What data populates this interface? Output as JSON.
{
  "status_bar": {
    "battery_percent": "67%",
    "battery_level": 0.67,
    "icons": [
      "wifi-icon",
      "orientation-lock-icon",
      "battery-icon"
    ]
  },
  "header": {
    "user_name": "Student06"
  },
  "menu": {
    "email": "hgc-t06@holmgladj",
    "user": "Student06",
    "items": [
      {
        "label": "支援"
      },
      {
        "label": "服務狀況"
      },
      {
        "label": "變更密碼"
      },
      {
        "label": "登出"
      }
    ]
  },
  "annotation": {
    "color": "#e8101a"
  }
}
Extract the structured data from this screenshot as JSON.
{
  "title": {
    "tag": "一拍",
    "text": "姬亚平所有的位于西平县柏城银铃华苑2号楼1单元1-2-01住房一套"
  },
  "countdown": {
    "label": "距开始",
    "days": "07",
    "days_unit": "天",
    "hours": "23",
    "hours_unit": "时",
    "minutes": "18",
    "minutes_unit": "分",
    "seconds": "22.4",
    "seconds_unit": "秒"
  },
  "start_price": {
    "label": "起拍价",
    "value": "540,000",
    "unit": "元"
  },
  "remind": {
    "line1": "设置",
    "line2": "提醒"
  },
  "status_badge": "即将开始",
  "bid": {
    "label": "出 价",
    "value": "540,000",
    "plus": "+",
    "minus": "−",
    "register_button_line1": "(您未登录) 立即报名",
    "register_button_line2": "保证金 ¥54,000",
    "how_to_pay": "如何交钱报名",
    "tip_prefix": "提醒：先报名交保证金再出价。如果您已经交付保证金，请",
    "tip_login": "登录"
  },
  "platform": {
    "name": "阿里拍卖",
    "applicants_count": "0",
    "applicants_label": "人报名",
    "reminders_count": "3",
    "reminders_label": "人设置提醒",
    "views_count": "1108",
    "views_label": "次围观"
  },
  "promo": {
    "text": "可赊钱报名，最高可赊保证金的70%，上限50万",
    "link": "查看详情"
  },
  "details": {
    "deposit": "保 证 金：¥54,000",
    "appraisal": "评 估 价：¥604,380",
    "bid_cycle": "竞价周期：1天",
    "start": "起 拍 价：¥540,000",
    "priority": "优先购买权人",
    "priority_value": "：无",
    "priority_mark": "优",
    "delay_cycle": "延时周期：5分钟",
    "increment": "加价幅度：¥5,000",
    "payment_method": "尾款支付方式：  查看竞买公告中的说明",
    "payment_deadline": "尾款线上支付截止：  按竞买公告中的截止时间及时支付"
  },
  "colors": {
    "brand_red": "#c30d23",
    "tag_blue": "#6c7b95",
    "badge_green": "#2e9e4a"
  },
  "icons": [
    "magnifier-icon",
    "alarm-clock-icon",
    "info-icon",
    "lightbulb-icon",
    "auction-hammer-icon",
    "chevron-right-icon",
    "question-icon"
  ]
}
■ ■ ■ ■ ■ ■ ■
Output exactly the lines between the one containing "Extract the structured" and the final line above, both inclusive.

#### Expected answer:
Extract the structured data from this screenshot as JSON.
{
  "title": {
    "tag": "一拍",
    "text": "姬亚平所有的位于西平县柏城银铃华苑2号楼1单元1-2-01住房一套"
  },
  "countdown": {
    "label": "距开始",
    "days": "07",
    "days_unit": "天",
    "hours": "23",
    "hours_unit": "时",
    "minutes": "18",
    "minutes_unit": "分",
    "seconds": "22.4",
    "seconds_unit": "秒"
  },
  "start_price": {
    "label": "起拍价",
    "value": "540,000",
    "unit": "元"
  },
  "remind": {
    "line1": "设置",
    "line2": "提醒"
  },
  "status_badge": "即将开始",
  "bid": {
    "label": "出 价",
    "value": "540,000",
    "plus": "+",
    "minus": "−",
    "register_button_line1": "(您未登录) 立即报名",
    "register_button_line2": "保证金 ¥54,000",
    "how_to_pay": "如何交钱报名",
    "tip_prefix": "提醒：先报名交保证金再出价。如果您已经交付保证金，请",
    "tip_login": "登录"
  },
  "platform": {
    "name": "阿里拍卖",
    "applicants_count": "0",
    "applicants_label": "人报名",
    "reminders_count": "3",
    "reminders_label": "人设置提醒",
    "views_count": "1108",
    "views_label": "次围观"
  },
  "promo": {
    "text": "可赊钱报名，最高可赊保证金的70%，上限50万",
    "link": "查看详情"
  },
  "details": {
    "deposit": "保 证 金：¥54,000",
    "appraisal": "评 估 价：¥604,380",
    "bid_cycle": "竞价周期：1天",
    "start": "起 拍 价：¥540,000",
    "priority": "优先购买权人",
    "priority_value": "：无",
    "priority_mark": "优",
    "delay_cycle": "延时周期：5分钟",
    "increment": "加价幅度：¥5,000",
    "payment_method": "尾款支付方式：  查看竞买公告中的说明",
    "payment_deadline": "尾款线上支付截止：  按竞买公告中的截止时间及时支付"
  },
  "colors": {
    "brand_red": "#c30d23",
    "tag_blue": "#6c7b95",
    "badge_green": "#2e9e4a"
  },
  "icons": [
    "magnifier-icon",
    "alarm-clock-icon",
    "info-icon",
    "lightbulb-icon",
    "auction-hammer-icon",
    "chevron-right-icon",
    "question-icon"
  ]
}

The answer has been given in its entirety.